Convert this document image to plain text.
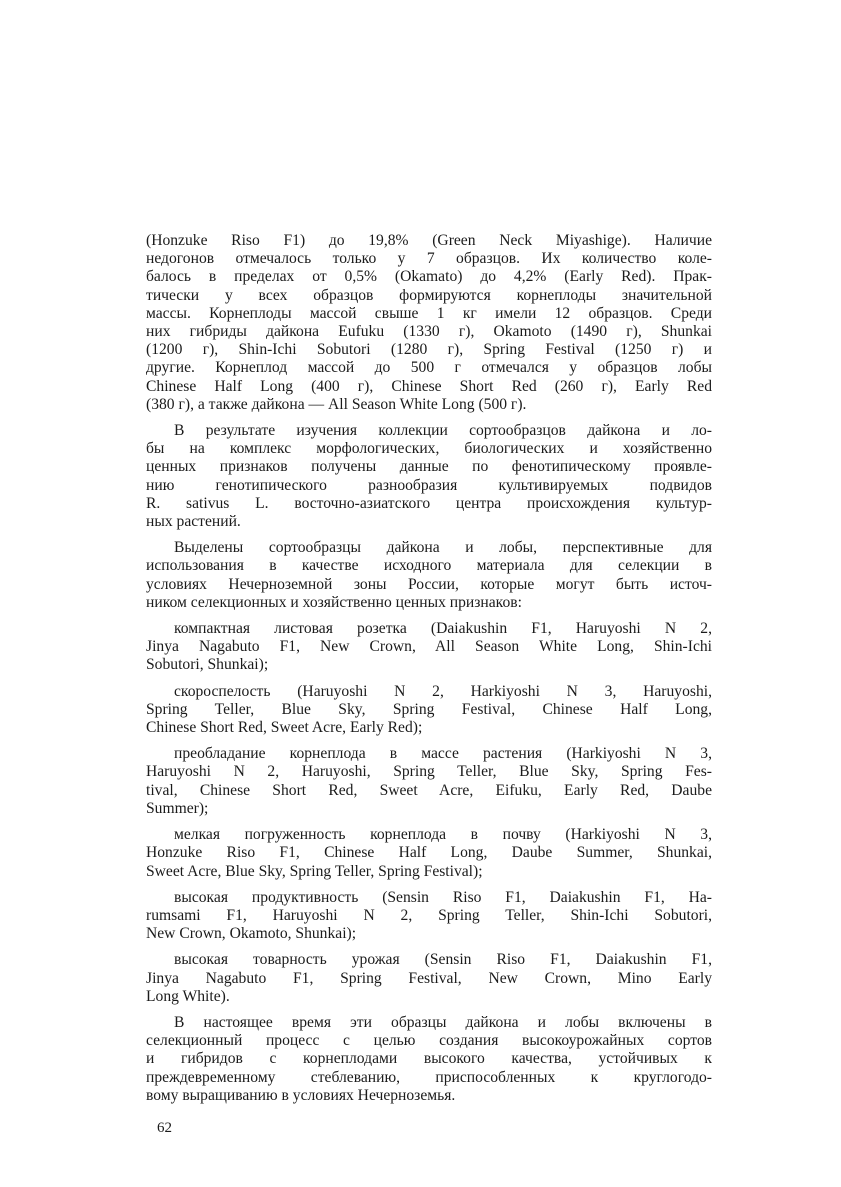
(Honzuke Riso F1) до 19,8% (Green Neck Miyashige). Наличие
недогонов отмечалось только у 7 образцов. Их количество коле-
балось в пределах от 0,5% (Okamato) до 4,2% (Early Red). Прак-
тически у всех образцов формируются корнеплоды значительной
массы. Корнеплоды массой свыше 1 кг имели 12 образцов. Среди
них гибриды дайкона Eufuku (1330 г), Okamoto (1490 г), Shunkai
(1200 г), Shin-Ichi Sobutori (1280 г), Spring Festival (1250 г) и
другие. Корнеплод массой до 500 г отмечался у образцов лобы
Chinese Half Long (400 г), Chinese Short Red (260 г), Early Red
(380 г), а также дайкона — All Season White Long (500 г).

В результате изучения коллекции сортообразцов дайкона и ло-
бы на комплекс морфологических, биологических и хозяйственно
ценных признаков получены данные по фенотипическому проявле-
нию генотипического разнообразия культивируемых подвидов
R. sativus L. восточно-азиатского центра происхождения культур-
ных растений.

Выделены сортообразцы дайкона и лобы, перспективные для
использования в качестве исходного материала для селекции в
условиях Нечерноземной зоны России, которые могут быть источ-
ником селекционных и хозяйственно ценных признаков:

компактная листовая розетка (Daiakushin F1, Haruyoshi N 2,
Jinya Nagabuto F1, New Crown, All Season White Long, Shin-Ichi
Sobutori, Shunkai);

скороспелость (Haruyoshi N 2, Harkiyoshi N 3, Haruyoshi,
Spring Teller, Blue Sky, Spring Festival, Chinese Half Long,
Chinese Short Red, Sweet Acre, Early Red);

преобладание корнеплода в массе растения (Harkiyoshi N 3,
Haruyoshi N 2, Haruyoshi, Spring Teller, Blue Sky, Spring Fes-
tival, Chinese Short Red, Sweet Acre, Eifuku, Early Red, Daube
Summer);

мелкая погруженность корнеплода в почву (Harkiyoshi N 3,
Honzuke Riso F1, Chinese Half Long, Daube Summer, Shunkai,
Sweet Acre, Blue Sky, Spring Teller, Spring Festival);

высокая продуктивность (Sensin Riso F1, Daiakushin F1, Ha-
rumsami F1, Haruyoshi N 2, Spring Teller, Shin-Ichi Sobutori,
New Crown, Okamoto, Shunkai);

высокая товарность урожая (Sensin Riso F1, Daiakushin F1,
Jinya Nagabuto F1, Spring Festival, New Crown, Mino Early
Long White).

В настоящее время эти образцы дайкона и лобы включены в
селекционный процесс с целью создания высокоурожайных сортов
и гибридов с корнеплодами высокого качества, устойчивых к
преждевременному стеблеванию, приспособленных к круглогодо-
вому выращиванию в условиях Нечерноземья.

62
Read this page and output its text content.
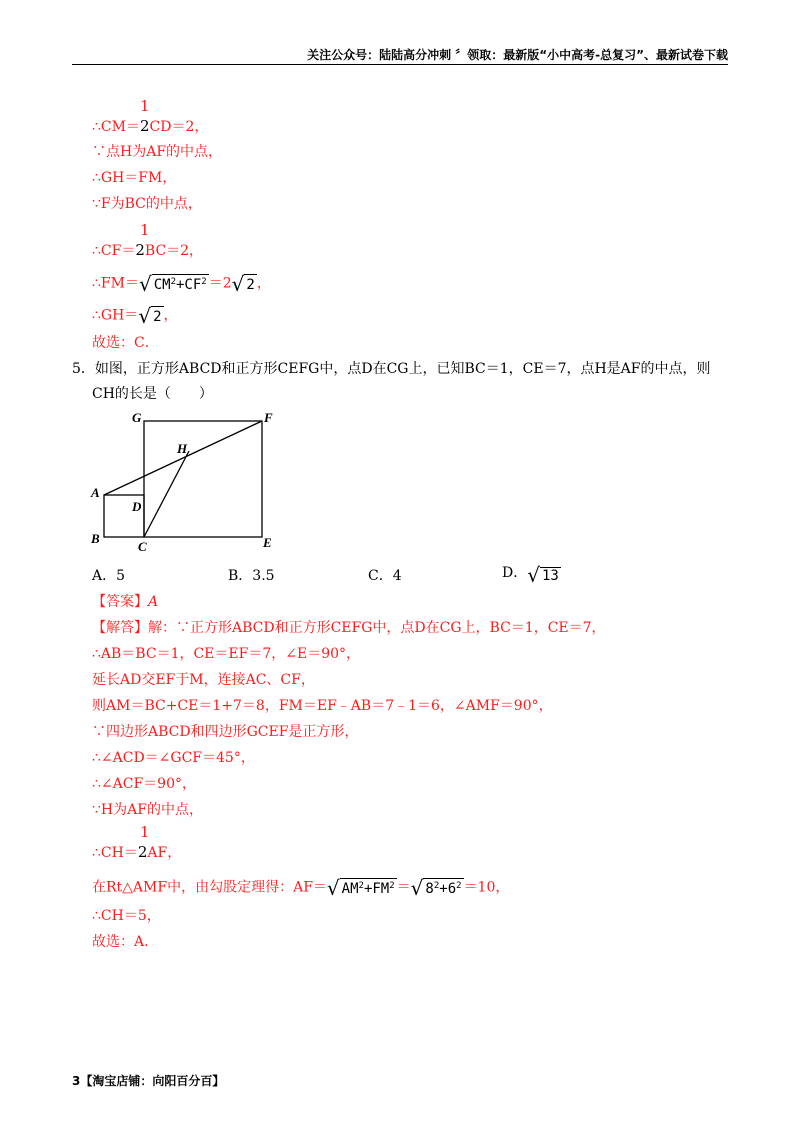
关注公众号：陆陆高分冲刺 〞领取：最新版“小中高考-总复习”、最新试卷下载
1
∴CM＝2CD＝2，
∵点H为AF的中点，
∴GH＝FM，
∵F为BC的中点，
1
∴CF＝2BC＝2，
∴FM＝√ $CM^2+CF^2 =2√$ 2 ，
∴GH＝√ 2 ，
故选：C．
5．如图，正方形ABCD和正方形CEFG中，点D在CG上，已知BC＝1，CE＝7，点H是AF的中点，则
CH的长是（　　）
G	F
H
A
D
B
C	E
A．5	B．3.5	C．4	D．√ 13
【答案】A
【解答】解：∵正方形ABCD和正方形CEFG中，点D在CG上，BC＝1，CE＝7，
∴AB＝BC＝1，CE＝EF＝7，∠E＝90°，
延长AD交EF于M，连接AC、CF，
则AM＝BC+CE＝1+7＝8，FM＝EF﹣AB＝7﹣1＝6，∠AMF＝90°，
∵四边形ABCD和四边形GCEF是正方形，
∴∠ACD＝∠GCF＝45°，
∴∠ACF＝90°，
∵H为AF的中点，
1
∴CH＝2AF，
在Rt△AMF中，由勾股定理得：AF＝√ $AM^2+FM^2$ ＝√ $8^2+6^2 =10$，
∴CH＝5，
故选：A．
3【淘宝店铺：向阳百分百】
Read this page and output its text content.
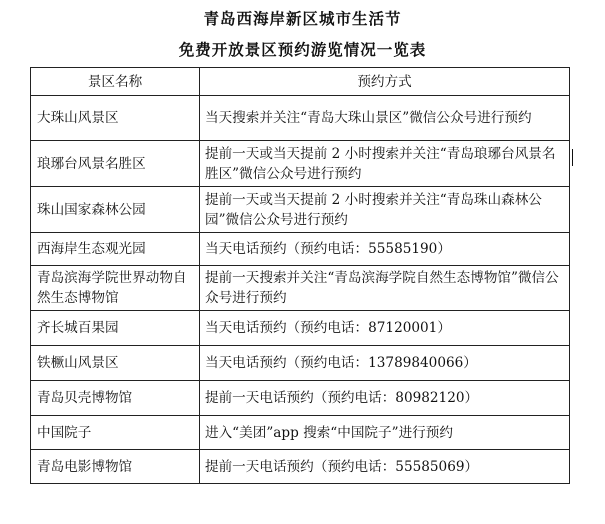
青岛西海岸新区城市生活节
免费开放景区预约游览情况一览表
景区名称	预约方式
大珠山风景区	当天搜索并关注“青岛大珠山景区”微信公众号进行预约
琅琊台风景名胜区	提前一天或当天提前 2 小时搜索并关注“青岛琅琊台风景名胜区”微信公众号进行预约
珠山国家森林公园	提前一天或当天提前 2 小时搜索并关注“青岛珠山森林公园”微信公众号进行预约
西海岸生态观光园	当天电话预约（预约电话：55585190）
青岛滨海学院世界动物自然生态博物馆	提前一天搜索并关注“青岛滨海学院自然生态博物馆”微信公众号进行预约
齐长城百果园	当天电话预约（预约电话：87120001）
铁橛山风景区	当天电话预约（预约电话：13789840066）
青岛贝壳博物馆	提前一天电话预约（预约电话：80982120）
中国院子	进入“美团”app 搜索“中国院子”进行预约
青岛电影博物馆	提前一天电话预约（预约电话：55585069）
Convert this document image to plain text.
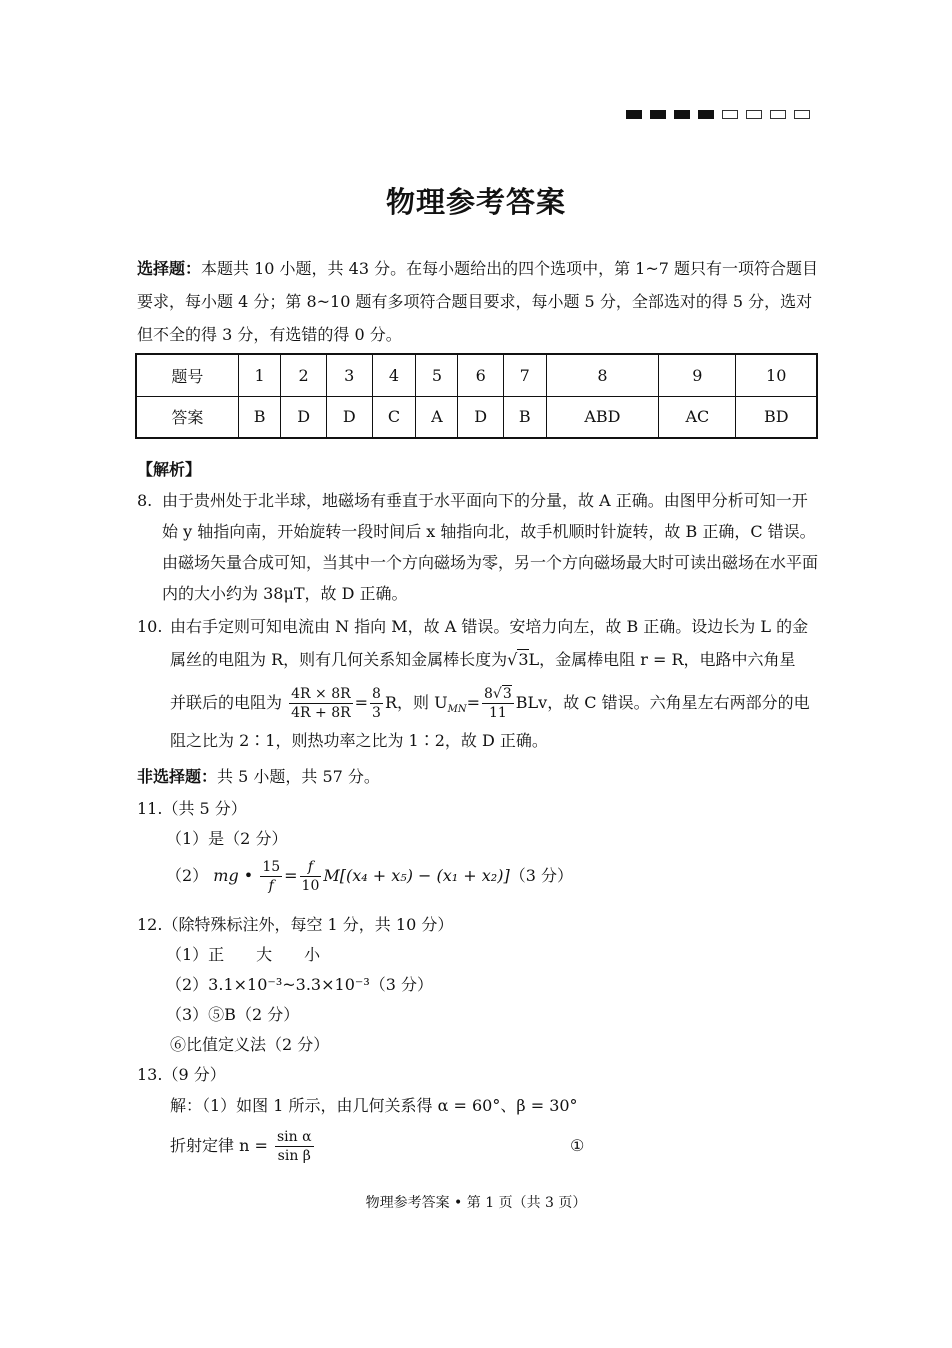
物理参考答案
选择题：本题共 10 小题，共 43 分。在每小题给出的四个选项中，第 1~7 题只有一项符合题目要求，每小题 4 分；第 8~10 题有多项符合题目要求，每小题 5 分，全部选对的得 5 分，选对但不全的得 3 分，有选错的得 0 分。
题号	1	2	3	4	5	6	7	8	9	10
答案	B	D	D	C	A	D	B	ABD	AC	BD
【解析】
8. 由于贵州处于北半球，地磁场有垂直于水平面向下的分量，故 A 正确。由图甲分析可知一开始 y 轴指向南，开始旋转一段时间后 x 轴指向北，故手机顺时针旋转，故 B 正确，C 错误。由磁场矢量合成可知，当其中一个方向磁场为零，另一个方向磁场最大时可读出磁场在水平面内的大小约为 38μT，故 D 正确。
10. 由右手定则可知电流由 N 指向 M，故 A 错误。安培力向左，故 B 正确。设边长为 L 的金
属丝的电阻为 R，则有几何关系知金属棒长度为√3L，金属棒电阻 r = R，电路中六角星
并联后的电阻为 $\frac{4R \times 8R}{4R + 8R} = \frac{8}{3}$ R，则 $U_{MN}= \frac{8√3}{11}$ BLv，故 C 错误。六角星左右两部分的电
阻之比为 2∶1，则热功率之比为 1∶2，故 D 正确。
非选择题：共 5 小题，共 57 分。
11.（共 5 分）
（1）是（2 分）
（2） mg • $\frac{15}{f} = \frac{f}{10} M[(x_4 + x_5) - (x_1 + x_2)](3$ 分）
12.（除特殊标注外，每空 1 分，共 10 分）
（1）正　　大　　小
（2）3.1×10⁻³~3.3×10⁻³（3 分）
（3）⑤B（2 分）
⑥比值定义法（2 分）
13.（9 分）
解：（1）如图 1 所示，由几何关系得 α = 60°、β = 30°
折射定律 $n = \frac{\text{sin α}}{\text{sin β}}$	①
物理参考答案 • 第 1 页（共 3 页）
______________________________
**Exercise objective:** Repeat all of the data above word for word, minus the pictures.

**Response to the exercise:**
Convert this document image to plain text.
(Honzuke Riso F1) до 19,8% (Green Neck Miyashige). Наличие
недогонов отмечалось только у 7 образцов. Их количество коле-
балось в пределах от 0,5% (Okamato) до 4,2% (Early Red). Прак-
тически у всех образцов формируются корнеплоды значительной
массы. Корнеплоды массой свыше 1 кг имели 12 образцов. Среди
них гибриды дайкона Eufuku (1330 г), Okamoto (1490 г), Shunkai
(1200 г), Shin-Ichi Sobutori (1280 г), Spring Festival (1250 г) и
другие. Корнеплод массой до 500 г отмечался у образцов лобы
Chinese Half Long (400 г), Chinese Short Red (260 г), Early Red
(380 г), а также дайкона — All Season White Long (500 г).

В результате изучения коллекции сортообразцов дайкона и ло-
бы на комплекс морфологических, биологических и хозяйственно
ценных признаков получены данные по фенотипическому проявле-
нию генотипического разнообразия культивируемых подвидов
R. sativus L. восточно-азиатского центра происхождения культур-
ных растений.

Выделены сортообразцы дайкона и лобы, перспективные для
использования в качестве исходного материала для селекции в
условиях Нечерноземной зоны России, которые могут быть источ-
ником селекционных и хозяйственно ценных признаков:

компактная листовая розетка (Daiakushin F1, Haruyoshi N 2,
Jinya Nagabuto F1, New Crown, All Season White Long, Shin-Ichi
Sobutori, Shunkai);

скороспелость (Haruyoshi N 2, Harkiyoshi N 3, Haruyoshi,
Spring Teller, Blue Sky, Spring Festival, Chinese Half Long,
Chinese Short Red, Sweet Acre, Early Red);

преобладание корнеплода в массе растения (Harkiyoshi N 3,
Haruyoshi N 2, Haruyoshi, Spring Teller, Blue Sky, Spring Fes-
tival, Chinese Short Red, Sweet Acre, Eifuku, Early Red, Daube
Summer);

мелкая погруженность корнеплода в почву (Harkiyoshi N 3,
Honzuke Riso F1, Chinese Half Long, Daube Summer, Shunkai,
Sweet Acre, Blue Sky, Spring Teller, Spring Festival);

высокая продуктивность (Sensin Riso F1, Daiakushin F1, Ha-
rumsami F1, Haruyoshi N 2, Spring Teller, Shin-Ichi Sobutori,
New Crown, Okamoto, Shunkai);

высокая товарность урожая (Sensin Riso F1, Daiakushin F1,
Jinya Nagabuto F1, Spring Festival, New Crown, Mino Early
Long White).

В настоящее время эти образцы дайкона и лобы включены в
селекционный процесс с целью создания высокоурожайных сортов
и гибридов с корнеплодами высокого качества, устойчивых к
преждевременному стеблеванию, приспособленных к круглогодо-
вому выращиванию в условиях Нечерноземья.

62
Read this page and output its text content.
关注公众号：陆陆高分冲刺 〞领取：最新版“小中高考-总复习”、最新试卷下载
1
∴CM＝2CD＝2，
∵点H为AF的中点，
∴GH＝FM，
∵F为BC的中点，
1
∴CF＝2BC＝2，
∴FM＝√ $CM^2+CF^2 =2√$ 2 ，
∴GH＝√ 2 ，
故选：C．
5．如图，正方形ABCD和正方形CEFG中，点D在CG上，已知BC＝1，CE＝7，点H是AF的中点，则
CH的长是（　　）
G	F
H
A
D
B
C	E
A．5	B．3.5	C．4	D．√ 13
【答案】A
【解答】解：∵正方形ABCD和正方形CEFG中，点D在CG上，BC＝1，CE＝7，
∴AB＝BC＝1，CE＝EF＝7，∠E＝90°，
延长AD交EF于M，连接AC、CF，
则AM＝BC+CE＝1+7＝8，FM＝EF﹣AB＝7﹣1＝6，∠AMF＝90°，
∵四边形ABCD和四边形GCEF是正方形，
∴∠ACD＝∠GCF＝45°，
∴∠ACF＝90°，
∵H为AF的中点，
1
∴CH＝2AF，
在Rt△AMF中，由勾股定理得：AF＝√ $AM^2+FM^2$ ＝√ $8^2+6^2 =10$，
∴CH＝5，
故选：A．
3【淘宝店铺：向阳百分百】
Read this page and output its text content.
青岛西海岸新区城市生活节
免费开放景区预约游览情况一览表
景区名称	预约方式
大珠山风景区	当天搜索并关注“青岛大珠山景区”微信公众号进行预约
琅琊台风景名胜区	提前一天或当天提前 2 小时搜索并关注“青岛琅琊台风景名胜区”微信公众号进行预约
珠山国家森林公园	提前一天或当天提前 2 小时搜索并关注“青岛珠山森林公园”微信公众号进行预约
西海岸生态观光园	当天电话预约（预约电话：55585190）
青岛滨海学院世界动物自然生态博物馆	提前一天搜索并关注“青岛滨海学院自然生态博物馆”微信公众号进行预约
齐长城百果园	当天电话预约（预约电话：87120001）
铁橛山风景区	当天电话预约（预约电话：13789840066）
青岛贝壳博物馆	提前一天电话预约（预约电话：80982120）
中国院子	进入“美团”app 搜索“中国院子”进行预约
青岛电影博物馆	提前一天电话预约（预约电话：55585069）
Convert this document image to plain text.
物理参考答案
选择题：本题共 10 小题，共 43 分。在每小题给出的四个选项中，第 1~7 题只有一项符合题目要求，每小题 4 分；第 8~10 题有多项符合题目要求，每小题 5 分，全部选对的得 5 分，选对但不全的得 3 分，有选错的得 0 分。
题号	1	2	3	4	5	6	7	8	9	10
答案	B	D	D	C	A	D	B	ABD	AC	BD
【解析】
8. 由于贵州处于北半球，地磁场有垂直于水平面向下的分量，故 A 正确。由图甲分析可知一开始 y 轴指向南，开始旋转一段时间后 x 轴指向北，故手机顺时针旋转，故 B 正确，C 错误。由磁场矢量合成可知，当其中一个方向磁场为零，另一个方向磁场最大时可读出磁场在水平面内的大小约为 38μT，故 D 正确。
10. 由右手定则可知电流由 N 指向 M，故 A 错误。安培力向左，故 B 正确。设边长为 L 的金
属丝的电阻为 R，则有几何关系知金属棒长度为√3L，金属棒电阻 r = R，电路中六角星
并联后的电阻为 $\frac{4R \times 8R}{4R + 8R} = \frac{8}{3}$ R，则 $U_{MN}= \frac{8√3}{11}$ BLv，故 C 错误。六角星左右两部分的电
阻之比为 2∶1，则热功率之比为 1∶2，故 D 正确。
非选择题：共 5 小题，共 57 分。
11.（共 5 分）
（1）是（2 分）
（2） mg • $\frac{15}{f} = \frac{f}{10} M[(x_4 + x_5) - (x_1 + x_2)](3$ 分）
12.（除特殊标注外，每空 1 分，共 10 分）
（1）正　　大　　小
（2）3.1×10⁻³~3.3×10⁻³（3 分）
（3）⑤B（2 分）
⑥比值定义法（2 分）
13.（9 分）
解：（1）如图 1 所示，由几何关系得 α = 60°、β = 30°
折射定律 $n = \frac{\text{sin α}}{\text{sin β}}$	①
物理参考答案 • 第 1 页（共 3 页）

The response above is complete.